[TASK ITEM]:
Extend the passage below on queen bee mating and Kate Barss's essay, picking up after its last sentence.

In this beautiful essay at Maisonneuve, Kate Barss considers the mating and family habits of bees in examining the societal barriers and prejudices she and her partner Bear must navigate as a lesbian couple trying to start a family.

First, a young queen flies two to three kilometres from her hive. It’s a rare moment of solitude—the only time in her life she’s alone. Aside from this flight and to swarm, she never leaves the hive. If she dies, her hive risks dying too, each generation depending on her to reproduce; aside from a few exceptions, the queen is the only reproductive female bee in the hive. Once she reaches the drone gathering area, usually open airspace above a visibly-distinct landmark (perhaps a boulder or a steeple) she mates with ten to twenty drones, or male bees. With this act, the queen packs a lifetime of sperm into her spermatheca — a small pearl-shaped organ located just above her poison sac and stinger. She never has to mate again and, over her two-to-five-year lifespan, will lay 150,000 eggs from spring to fall, hatching into about 1,500 bees per day. During sex, the drone’s phallus explodes, killing him immediately. His purpose singular and disposable, his role complete.

[SOURCE DATA]:
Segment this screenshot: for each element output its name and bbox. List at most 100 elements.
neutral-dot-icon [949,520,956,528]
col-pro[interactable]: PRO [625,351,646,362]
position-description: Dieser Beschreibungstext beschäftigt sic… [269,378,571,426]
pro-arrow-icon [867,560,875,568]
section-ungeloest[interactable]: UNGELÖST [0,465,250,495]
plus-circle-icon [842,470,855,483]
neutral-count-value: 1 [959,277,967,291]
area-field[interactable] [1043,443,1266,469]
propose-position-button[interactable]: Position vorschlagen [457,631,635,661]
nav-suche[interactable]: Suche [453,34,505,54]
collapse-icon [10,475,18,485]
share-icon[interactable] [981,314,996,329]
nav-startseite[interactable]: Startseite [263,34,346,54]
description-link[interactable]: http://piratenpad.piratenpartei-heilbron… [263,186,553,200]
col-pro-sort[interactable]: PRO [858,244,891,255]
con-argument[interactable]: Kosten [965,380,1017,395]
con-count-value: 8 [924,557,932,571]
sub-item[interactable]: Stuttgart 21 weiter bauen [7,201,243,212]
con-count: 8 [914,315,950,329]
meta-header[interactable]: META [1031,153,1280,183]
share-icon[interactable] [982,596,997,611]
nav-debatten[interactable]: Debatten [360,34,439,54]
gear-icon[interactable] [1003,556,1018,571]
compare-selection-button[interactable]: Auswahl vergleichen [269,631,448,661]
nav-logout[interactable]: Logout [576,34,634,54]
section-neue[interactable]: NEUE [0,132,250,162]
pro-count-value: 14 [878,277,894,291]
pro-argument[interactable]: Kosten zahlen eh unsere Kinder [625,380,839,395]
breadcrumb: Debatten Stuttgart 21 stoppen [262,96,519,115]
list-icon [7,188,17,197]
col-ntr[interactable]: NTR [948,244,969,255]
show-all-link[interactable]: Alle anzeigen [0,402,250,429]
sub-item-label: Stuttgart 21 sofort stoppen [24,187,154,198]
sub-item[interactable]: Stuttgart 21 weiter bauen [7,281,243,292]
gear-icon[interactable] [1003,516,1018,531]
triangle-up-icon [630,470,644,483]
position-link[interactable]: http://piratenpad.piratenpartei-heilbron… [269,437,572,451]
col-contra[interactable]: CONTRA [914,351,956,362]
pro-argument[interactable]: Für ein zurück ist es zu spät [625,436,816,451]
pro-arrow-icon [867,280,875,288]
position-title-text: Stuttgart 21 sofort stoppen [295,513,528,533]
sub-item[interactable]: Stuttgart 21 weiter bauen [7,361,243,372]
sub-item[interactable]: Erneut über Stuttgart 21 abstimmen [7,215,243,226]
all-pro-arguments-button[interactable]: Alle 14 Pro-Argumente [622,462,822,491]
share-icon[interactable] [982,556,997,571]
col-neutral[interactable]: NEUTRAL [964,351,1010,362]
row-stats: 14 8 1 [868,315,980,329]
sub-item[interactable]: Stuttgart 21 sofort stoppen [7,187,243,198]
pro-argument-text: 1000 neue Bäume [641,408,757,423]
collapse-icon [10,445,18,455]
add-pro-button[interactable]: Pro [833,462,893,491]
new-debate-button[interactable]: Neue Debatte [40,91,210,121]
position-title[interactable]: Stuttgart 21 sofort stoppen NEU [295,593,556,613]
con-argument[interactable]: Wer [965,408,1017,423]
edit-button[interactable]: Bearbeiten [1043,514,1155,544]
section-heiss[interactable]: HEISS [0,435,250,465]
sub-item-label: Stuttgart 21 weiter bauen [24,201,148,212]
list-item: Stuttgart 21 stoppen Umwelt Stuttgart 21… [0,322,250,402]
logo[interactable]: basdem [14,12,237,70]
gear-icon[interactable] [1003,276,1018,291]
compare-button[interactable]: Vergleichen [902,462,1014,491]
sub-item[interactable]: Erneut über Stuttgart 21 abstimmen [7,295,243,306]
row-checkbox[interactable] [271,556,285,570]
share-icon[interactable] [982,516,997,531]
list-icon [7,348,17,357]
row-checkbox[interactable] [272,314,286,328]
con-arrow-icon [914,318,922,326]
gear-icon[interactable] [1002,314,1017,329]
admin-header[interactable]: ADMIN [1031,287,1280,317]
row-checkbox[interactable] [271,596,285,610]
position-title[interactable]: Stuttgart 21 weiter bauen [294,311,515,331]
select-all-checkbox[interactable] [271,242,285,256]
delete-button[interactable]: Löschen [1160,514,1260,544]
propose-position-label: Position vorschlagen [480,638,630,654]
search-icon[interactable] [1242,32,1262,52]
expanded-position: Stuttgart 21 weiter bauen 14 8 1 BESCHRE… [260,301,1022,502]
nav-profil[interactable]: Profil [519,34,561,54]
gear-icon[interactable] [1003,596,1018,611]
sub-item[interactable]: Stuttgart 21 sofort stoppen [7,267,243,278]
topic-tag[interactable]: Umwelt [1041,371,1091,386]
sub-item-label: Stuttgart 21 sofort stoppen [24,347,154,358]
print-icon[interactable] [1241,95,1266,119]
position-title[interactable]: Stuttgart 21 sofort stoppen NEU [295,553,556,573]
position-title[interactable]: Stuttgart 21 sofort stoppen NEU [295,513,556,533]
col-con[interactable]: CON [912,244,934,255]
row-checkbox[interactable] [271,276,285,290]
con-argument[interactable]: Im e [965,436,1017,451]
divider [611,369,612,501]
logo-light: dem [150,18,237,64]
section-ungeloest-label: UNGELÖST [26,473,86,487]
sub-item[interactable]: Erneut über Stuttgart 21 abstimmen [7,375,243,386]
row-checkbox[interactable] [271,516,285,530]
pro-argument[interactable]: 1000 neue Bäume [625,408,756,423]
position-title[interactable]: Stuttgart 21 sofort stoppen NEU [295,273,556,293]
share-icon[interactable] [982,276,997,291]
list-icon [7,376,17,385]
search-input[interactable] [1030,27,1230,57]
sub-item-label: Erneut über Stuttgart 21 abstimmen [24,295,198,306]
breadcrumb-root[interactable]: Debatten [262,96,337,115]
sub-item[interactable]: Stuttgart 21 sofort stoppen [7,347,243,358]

[EXERCISE RESPONSE]:
I don’t want sperm delivered like UberEats or bartered for a bottle of rosé on local trade groups — but I do wonder about creating a more collective model of sperm and egg donation. Like my own potential family, honeybees also select one individual to reproduce on the families’ behalf — millenia has taught bees that it is advantageous to divide up this labour. The queen becomes a queen by being fed extra royal jelly: a protein-rich secretion made from digested pollen and honey. These extra delicious helpings let her reproductive system fully form, unlike worker bees, which don’t have complete reproductive systems. They share the rest of the labour. In Canada, queer men are prohibited from donating sperm in the same way that they were banned from donating blood — no dice unless you’ve been abstinent for three months, even if you’re in a long-term monogamous relationship. This denial seems like a missed opportunity — there is a long history of queer people helping each other start families, a sense of reciprocity and generosity that goes beyond heteropatriarchal norms.